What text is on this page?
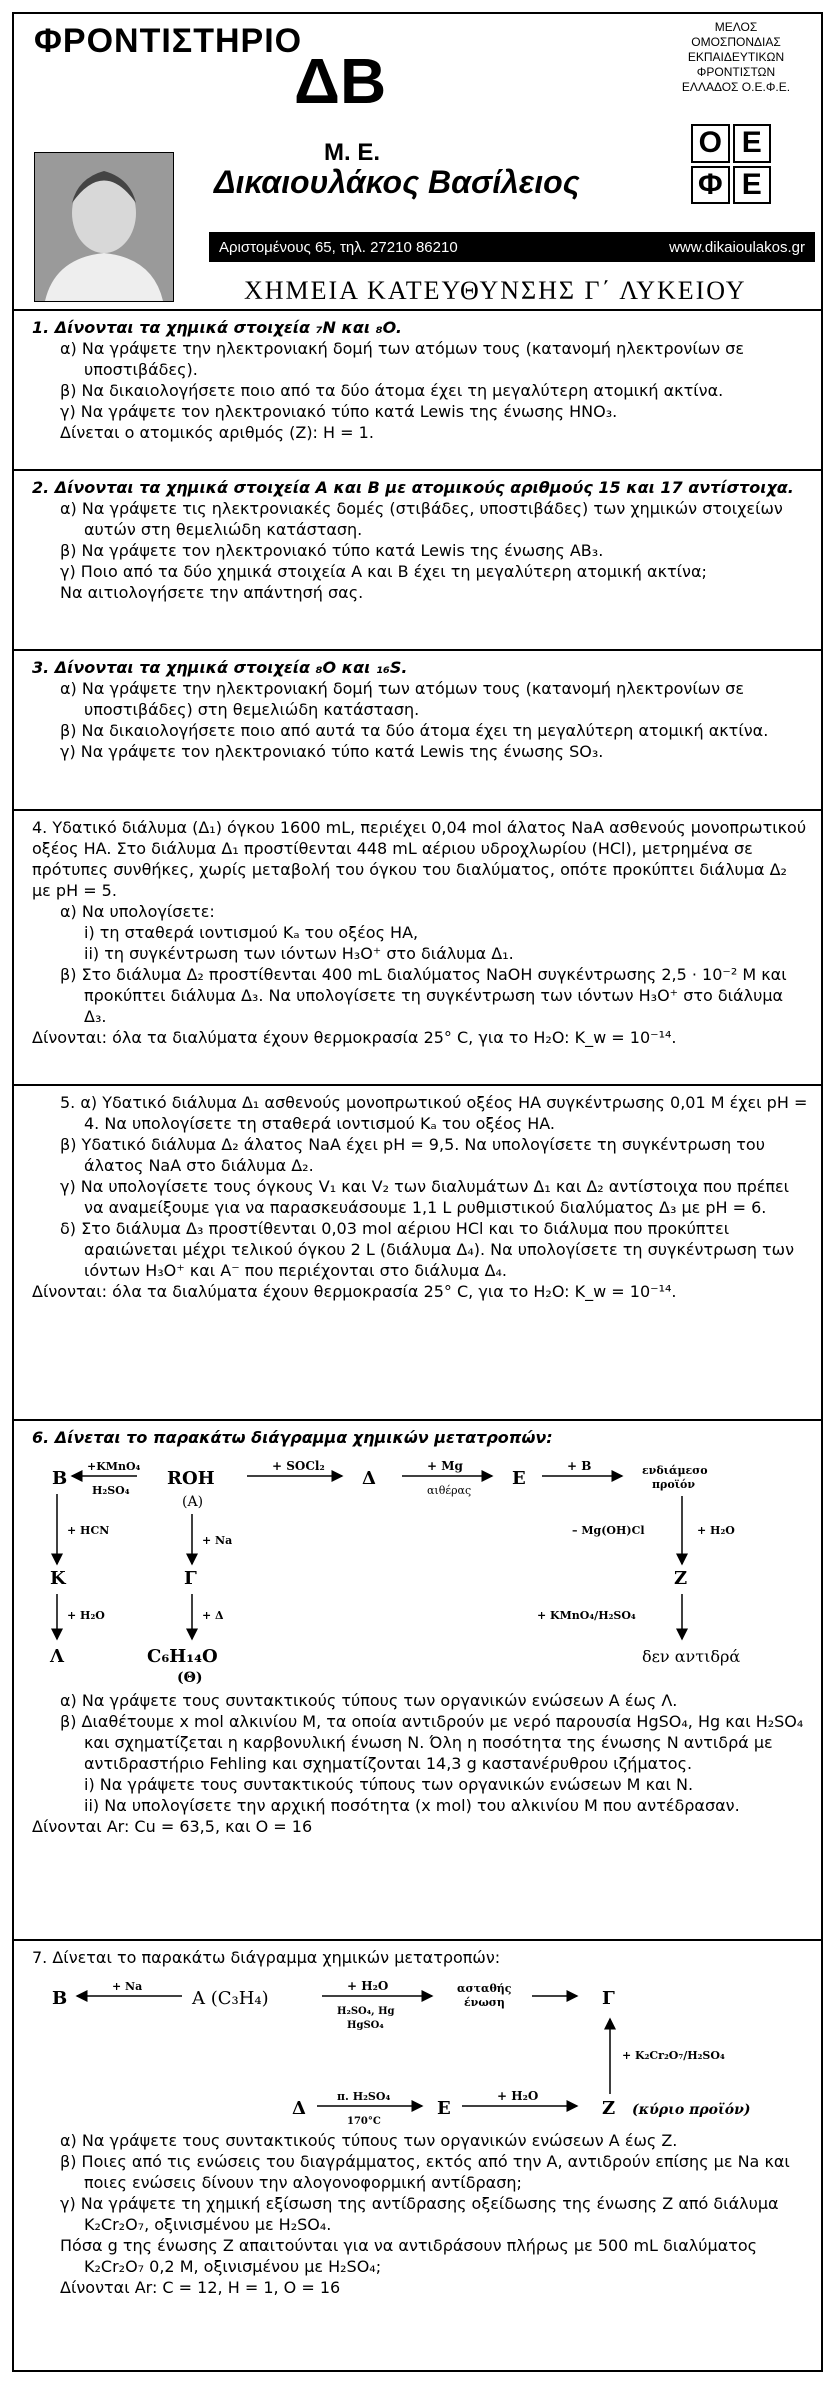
ΦΡΟΝΤΙΣΤΗΡΙΟ
ΔΒ
Μ. Ε.
ΜΕΛΟΣ
ΟΜΟΣΠΟΝΔΙΑΣ
ΕΚΠΑΙΔΕΥΤΙΚΩΝ
ΦΡΟΝΤΙΣΤΩΝ
ΕΛΛΑΔΟΣ Ο.Ε.Φ.Ε.
Ο Ε
Φ Ε
Δικαιουλάκος Βασίλειος
Αριστομένους 65, τηλ. 27210 86210	www.dikaioulakos.gr
ΧΗΜΕΙΑ ΚΑΤΕΥΘΥΝΣΗΣ Γ΄ ΛΥΚΕΙΟΥ
1. Δίνονται τα χημικά στοιχεία ₇N και ₈O.
α) Να γράψετε την ηλεκτρονιακή δομή των ατόμων τους (κατανομή ηλεκτρονίων σε υποστιβάδες).
β) Να δικαιολογήσετε ποιο από τα δύο άτομα έχει τη μεγαλύτερη ατομική ακτίνα.
γ) Να γράψετε τον ηλεκτρονιακό τύπο κατά Lewis της ένωσης HNO₃.
Δίνεται ο ατομικός αριθμός (Z): H = 1.
2. Δίνονται τα χημικά στοιχεία A και B με ατομικούς αριθμούς 15 και 17 αντίστοιχα.
α) Να γράψετε τις ηλεκτρονιακές δομές (στιβάδες, υποστιβάδες) των χημικών στοιχείων αυτών στη θεμελιώδη κατάσταση.
β) Να γράψετε τον ηλεκτρονιακό τύπο κατά Lewis της ένωσης AB₃.
γ) Ποιο από τα δύο χημικά στοιχεία A και B έχει τη μεγαλύτερη ατομική ακτίνα;
Να αιτιολογήσετε την απάντησή σας.
3. Δίνονται τα χημικά στοιχεία ₈O και ₁₆S.
α) Να γράψετε την ηλεκτρονιακή δομή των ατόμων τους (κατανομή ηλεκτρονίων σε υποστιβάδες) στη θεμελιώδη κατάσταση.
β) Να δικαιολογήσετε ποιο από αυτά τα δύο άτομα έχει τη μεγαλύτερη ατομική ακτίνα.
γ) Να γράψετε τον ηλεκτρονιακό τύπο κατά Lewis της ένωσης SO₃.
4. Υδατικό διάλυμα (Δ₁) όγκου 1600 mL, περιέχει 0,04 mol άλατος NaA ασθενούς μονοπρωτικού οξέος HA. Στο διάλυμα Δ₁ προστίθενται 448 mL αέριου υδροχλωρίου (HCl), μετρημένα σε πρότυπες συνθήκες, χωρίς μεταβολή του όγκου του διαλύματος, οπότε προκύπτει διάλυμα Δ₂ με pH = 5.
α) Να υπολογίσετε:
i) τη σταθερά ιοντισμού Kₐ του οξέος HA,
ii) τη συγκέντρωση των ιόντων H₃O⁺ στο διάλυμα Δ₁.
β) Στο διάλυμα Δ₂ προστίθενται 400 mL διαλύματος NaOH συγκέντρωσης 2,5 · 10⁻² M και προκύπτει διάλυμα Δ₃. Να υπολογίσετε τη συγκέντρωση των ιόντων H₃O⁺ στο διάλυμα Δ₃.
Δίνονται: όλα τα διαλύματα έχουν θερμοκρασία 25° C, για το H₂O: K_w = 10⁻¹⁴.
5. α) Υδατικό διάλυμα Δ₁ ασθενούς μονοπρωτικού οξέος HA συγκέντρωσης 0,01 M έχει pH = 4. Να υπολογίσετε τη σταθερά ιοντισμού Kₐ του οξέος HA.
β) Υδατικό διάλυμα Δ₂ άλατος NaA έχει pH = 9,5. Να υπολογίσετε τη συγκέντρωση του άλατος NaA στο διάλυμα Δ₂.
γ) Να υπολογίσετε τους όγκους V₁ και V₂ των διαλυμάτων Δ₁ και Δ₂ αντίστοιχα που πρέπει να αναμείξουμε για να παρασκευάσουμε 1,1 L ρυθμιστικού διαλύματος Δ₃ με pH = 6.
δ) Στο διάλυμα Δ₃ προστίθενται 0,03 mol αέριου HCl και το διάλυμα που προκύπτει αραιώνεται μέχρι τελικού όγκου 2 L (διάλυμα Δ₄). Να υπολογίσετε τη συγκέντρωση των ιόντων H₃O⁺ και A⁻ που περιέχονται στο διάλυμα Δ₄.
Δίνονται: όλα τα διαλύματα έχουν θερμοκρασία 25° C, για το H₂O: K_w = 10⁻¹⁴.
6. Δίνεται το παρακάτω διάγραμμα χημικών μετατροπών:
B
+KMnO₄
H₂SO₄
ROH
(A)
+ SOCl₂
Δ
+ Mg
αιθέρας
E
+ B	ενδιάμεσο
προϊόν
+ HCN
+ Na
– Mg(OH)Cl	+ H₂O
K	Γ	Z
+ H₂O	+ Δ	+ KMnO₄/H₂SO₄
Λ	C₆H₁₄O
(Θ)
δεν αντιδρά
α) Να γράψετε τους συντακτικούς τύπους των οργανικών ενώσεων A έως Λ.
β) Διαθέτουμε x mol αλκινίου M, τα οποία αντιδρούν με νερό παρουσία HgSO₄, Hg και H₂SO₄ και σχηματίζεται η καρβονυλική ένωση N. Όλη η ποσότητα της ένωσης N αντιδρά με αντιδραστήριο Fehling και σχηματίζονται 14,3 g καστανέρυθρου ιζήματος.
i) Να γράψετε τους συντακτικούς τύπους των οργανικών ενώσεων M και N.
ii) Να υπολογίσετε την αρχική ποσότητα (x mol) του αλκινίου M που αντέδρασαν.
Δίνονται Ar: Cu = 63,5, και O = 16
7. Δίνεται το παρακάτω διάγραμμα χημικών μετατροπών:
B
+ Na
A (C₃H₄)
+ H₂O
H₂SO₄, Hg
HgSO₄
ασταθής
ένωση	Γ
+ K₂Cr₂O₇/H₂SO₄
Δ
π. H₂SO₄
170°C
E
+ H₂O
Z (κύριο προϊόν)
α) Να γράψετε τους συντακτικούς τύπους των οργανικών ενώσεων A έως Z.
β) Ποιες από τις ενώσεις του διαγράμματος, εκτός από την A, αντιδρούν επίσης με Na και ποιες ενώσεις δίνουν την αλογονοφορμική αντίδραση;
γ) Να γράψετε τη χημική εξίσωση της αντίδρασης οξείδωσης της ένωσης Z από διάλυμα K₂Cr₂O₇, οξινισμένου με H₂SO₄.
Πόσα g της ένωσης Z απαιτούνται για να αντιδράσουν πλήρως με 500 mL διαλύματος K₂Cr₂O₇ 0,2 M, οξινισμένου με H₂SO₄;
Δίνονται Ar: C = 12, H = 1, O = 16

**Directions for this task**
Filter the records down to the lines that contain the string "σταθερά", and copy those lines.

**Output below**
i) τη σταθερά ιοντισμού Kₐ του οξέος HA,
5. α) Υδατικό διάλυμα Δ₁ ασθενούς μονοπρωτικού οξέος HA συγκέντρωσης 0,01 M έχει pH = 4. Να υπολογίσετε τη σταθερά ιοντισμού Kₐ του οξέος HA.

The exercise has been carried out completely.